[Stored records]
+++++

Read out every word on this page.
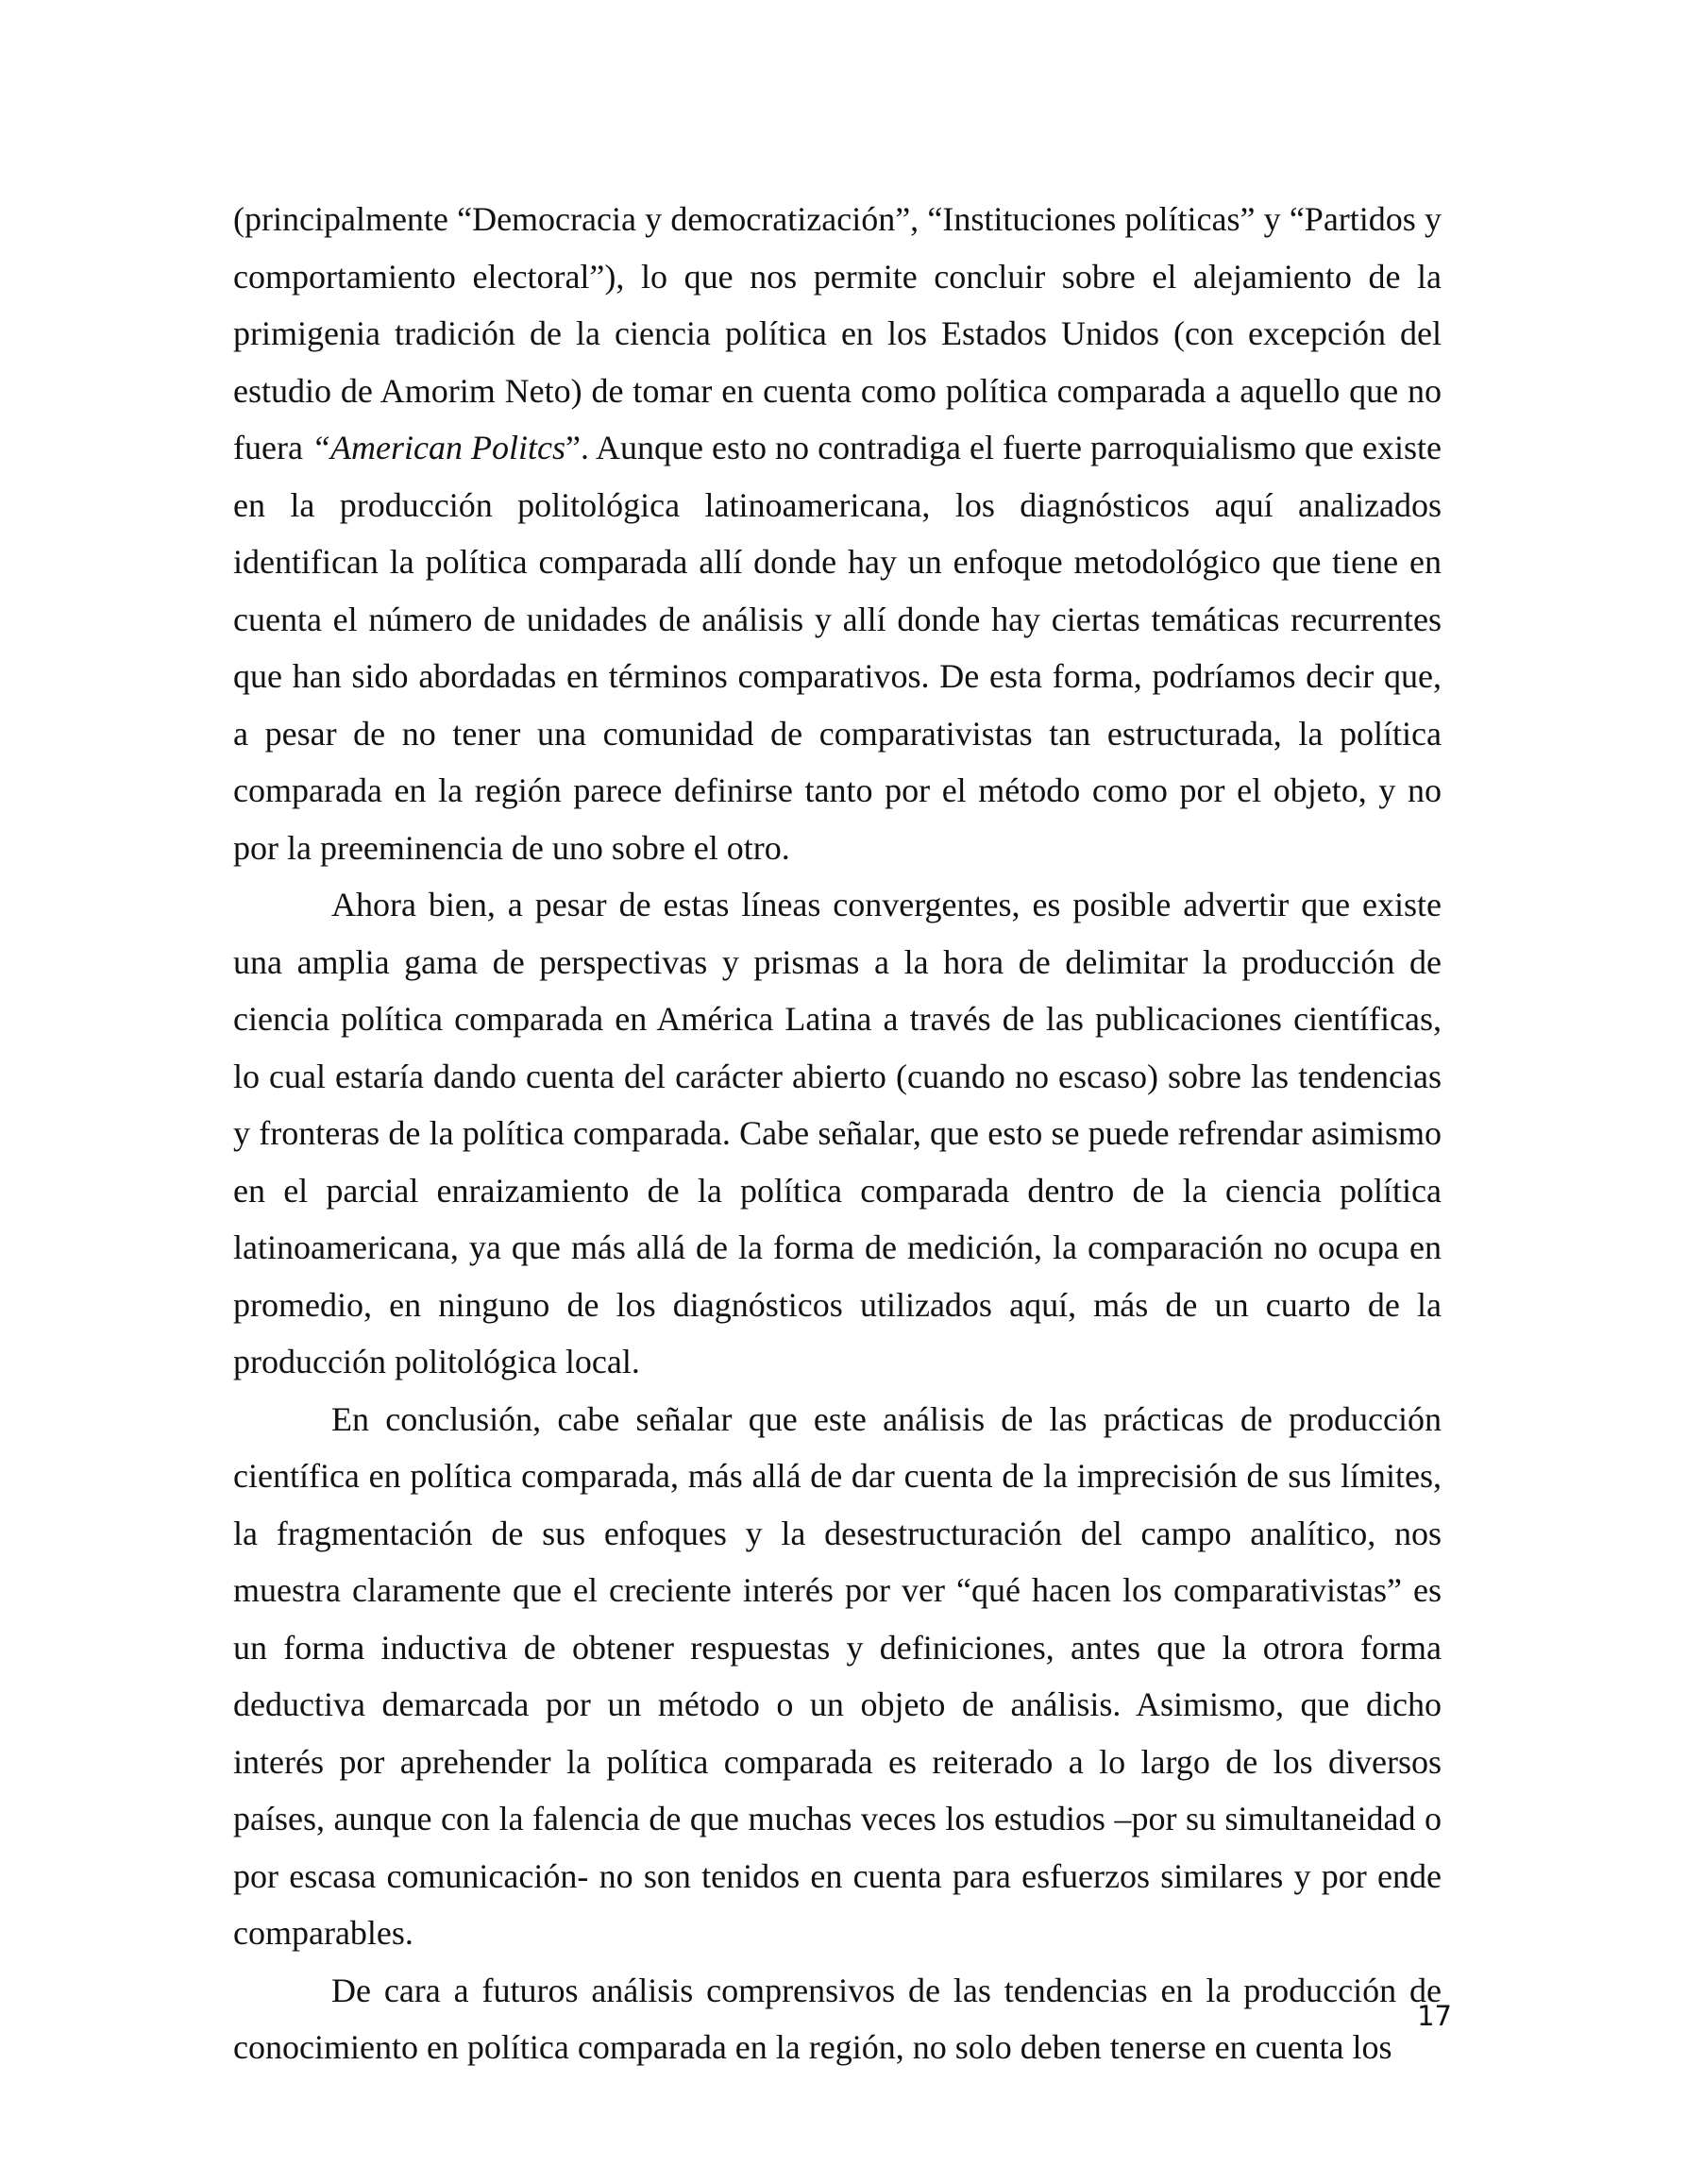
(principalmente “Democracia y democratización”, “Instituciones políticas” y “Partidos y comportamiento electoral”), lo que nos permite concluir sobre el alejamiento de la primigenia tradición de la ciencia política en los Estados Unidos (con excepción del estudio de Amorim Neto) de tomar en cuenta como política comparada a aquello que no fuera “American Politcs”. Aunque esto no contradiga el fuerte parroquialismo que existe en la producción politológica latinoamericana, los diagnósticos aquí analizados identifican la política comparada allí donde hay un enfoque metodológico que tiene en cuenta el número de unidades de análisis y allí donde hay ciertas temáticas recurrentes que han sido abordadas en términos comparativos. De esta forma, podríamos decir que, a pesar de no tener una comunidad de comparativistas tan estructurada, la política comparada en la región parece definirse tanto por el método como por el objeto, y no por la preeminencia de uno sobre el otro.

Ahora bien, a pesar de estas líneas convergentes, es posible advertir que existe una amplia gama de perspectivas y prismas a la hora de delimitar la producción de ciencia política comparada en América Latina a través de las publicaciones científicas, lo cual estaría dando cuenta del carácter abierto (cuando no escaso) sobre las tendencias y fronteras de la política comparada. Cabe señalar, que esto se puede refrendar asimismo en el parcial enraizamiento de la política comparada dentro de la ciencia política latinoamericana, ya que más allá de la forma de medición, la comparación no ocupa en promedio, en ninguno de los diagnósticos utilizados aquí, más de un cuarto de la producción politológica local.

En conclusión, cabe señalar que este análisis de las prácticas de producción científica en política comparada, más allá de dar cuenta de la imprecisión de sus límites, la fragmentación de sus enfoques y la desestructuración del campo analítico, nos muestra claramente que el creciente interés por ver “qué hacen los comparativistas” es un forma inductiva de obtener respuestas y definiciones, antes que la otrora forma deductiva demarcada por un método o un objeto de análisis. Asimismo, que dicho interés por aprehender la política comparada es reiterado a lo largo de los diversos países, aunque con la falencia de que muchas veces los estudios –por su simultaneidad o por escasa comunicación- no son tenidos en cuenta para esfuerzos similares y por ende comparables.

De cara a futuros análisis comprensivos de las tendencias en la producción de conocimiento en política comparada en la región, no solo deben tenerse en cuenta los

17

+++++

The request:
Identify the lines above with the word "allá". Copy them.

Answer to the problem:
Ahora bien, a pesar de estas líneas convergentes, es posible advertir que existe una amplia gama de perspectivas y prismas a la hora de delimitar la producción de ciencia política comparada en América Latina a través de las publicaciones científicas, lo cual estaría dando cuenta del carácter abierto (cuando no escaso) sobre las tendencias y fronteras de la política comparada. Cabe señalar, que esto se puede refrendar asimismo en el parcial enraizamiento de la política comparada dentro de la ciencia política latinoamericana, ya que más allá de la forma de medición, la comparación no ocupa en promedio, en ninguno de los diagnósticos utilizados aquí, más de un cuarto de la producción politológica local.
En conclusión, cabe señalar que este análisis de las prácticas de producción científica en política comparada, más allá de dar cuenta de la imprecisión de sus límites, la fragmentación de sus enfoques y la desestructuración del campo analítico, nos muestra claramente que el creciente interés por ver “qué hacen los comparativistas” es un forma inductiva de obtener respuestas y definiciones, antes que la otrora forma deductiva demarcada por un método o un objeto de análisis. Asimismo, que dicho interés por aprehender la política comparada es reiterado a lo largo de los diversos países, aunque con la falencia de que muchas veces los estudios –por su simultaneidad o por escasa comunicación- no son tenidos en cuenta para esfuerzos similares y por ende comparables.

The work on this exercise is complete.